(Saved entries)
+++

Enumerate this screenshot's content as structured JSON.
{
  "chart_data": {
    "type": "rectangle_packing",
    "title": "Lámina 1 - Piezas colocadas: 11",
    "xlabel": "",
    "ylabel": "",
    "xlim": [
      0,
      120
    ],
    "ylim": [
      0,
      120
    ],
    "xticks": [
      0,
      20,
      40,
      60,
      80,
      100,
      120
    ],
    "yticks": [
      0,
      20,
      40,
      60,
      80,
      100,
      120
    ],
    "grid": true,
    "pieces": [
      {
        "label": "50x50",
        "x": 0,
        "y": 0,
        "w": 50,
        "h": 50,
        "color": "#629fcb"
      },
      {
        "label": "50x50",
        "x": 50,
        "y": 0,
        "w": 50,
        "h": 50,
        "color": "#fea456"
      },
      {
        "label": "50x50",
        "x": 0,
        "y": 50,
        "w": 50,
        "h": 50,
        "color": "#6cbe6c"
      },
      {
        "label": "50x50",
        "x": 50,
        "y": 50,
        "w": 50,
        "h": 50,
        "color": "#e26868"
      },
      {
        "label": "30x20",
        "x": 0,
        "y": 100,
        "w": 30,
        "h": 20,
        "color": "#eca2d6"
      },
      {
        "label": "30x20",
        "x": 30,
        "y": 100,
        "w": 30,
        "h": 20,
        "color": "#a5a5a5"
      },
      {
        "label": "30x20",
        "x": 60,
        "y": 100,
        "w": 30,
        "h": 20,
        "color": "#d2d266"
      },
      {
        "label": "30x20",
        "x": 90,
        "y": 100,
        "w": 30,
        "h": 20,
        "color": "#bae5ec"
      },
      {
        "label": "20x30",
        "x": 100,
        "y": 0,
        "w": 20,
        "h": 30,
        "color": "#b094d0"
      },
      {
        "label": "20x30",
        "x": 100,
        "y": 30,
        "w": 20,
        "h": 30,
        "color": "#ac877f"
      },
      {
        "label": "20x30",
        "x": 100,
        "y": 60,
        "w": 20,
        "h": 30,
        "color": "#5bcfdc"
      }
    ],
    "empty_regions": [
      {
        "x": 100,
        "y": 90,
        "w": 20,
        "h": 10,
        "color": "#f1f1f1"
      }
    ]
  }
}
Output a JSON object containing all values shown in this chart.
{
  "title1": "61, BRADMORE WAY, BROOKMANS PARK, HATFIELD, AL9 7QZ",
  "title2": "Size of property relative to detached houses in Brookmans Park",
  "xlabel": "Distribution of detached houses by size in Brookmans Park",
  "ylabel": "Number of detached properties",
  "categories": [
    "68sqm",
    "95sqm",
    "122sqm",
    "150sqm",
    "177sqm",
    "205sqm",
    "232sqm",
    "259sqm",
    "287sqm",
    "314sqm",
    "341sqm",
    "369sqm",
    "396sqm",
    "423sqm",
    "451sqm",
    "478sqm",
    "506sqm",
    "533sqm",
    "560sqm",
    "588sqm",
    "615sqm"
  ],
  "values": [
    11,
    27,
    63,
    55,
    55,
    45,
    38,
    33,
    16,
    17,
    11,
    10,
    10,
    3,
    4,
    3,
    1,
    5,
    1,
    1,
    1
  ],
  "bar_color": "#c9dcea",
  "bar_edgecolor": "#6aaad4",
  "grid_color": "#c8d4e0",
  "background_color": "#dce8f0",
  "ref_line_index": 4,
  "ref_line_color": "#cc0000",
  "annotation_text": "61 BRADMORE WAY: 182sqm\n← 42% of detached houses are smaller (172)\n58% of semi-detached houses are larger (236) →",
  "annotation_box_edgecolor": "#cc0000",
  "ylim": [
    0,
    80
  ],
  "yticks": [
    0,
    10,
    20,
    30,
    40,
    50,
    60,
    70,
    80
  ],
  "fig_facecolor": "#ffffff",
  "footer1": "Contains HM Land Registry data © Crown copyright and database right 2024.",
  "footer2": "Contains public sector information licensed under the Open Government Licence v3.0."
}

+++

**Short problem:** Filter the records, keeping only lines that contain "Contains", and show those lines.

**Task result:**
  "footer1": "Contains HM Land Registry data © Crown copyright and database right 2024.",
  "footer2": "Contains public sector information licensed under the Open Government Licence v3.0."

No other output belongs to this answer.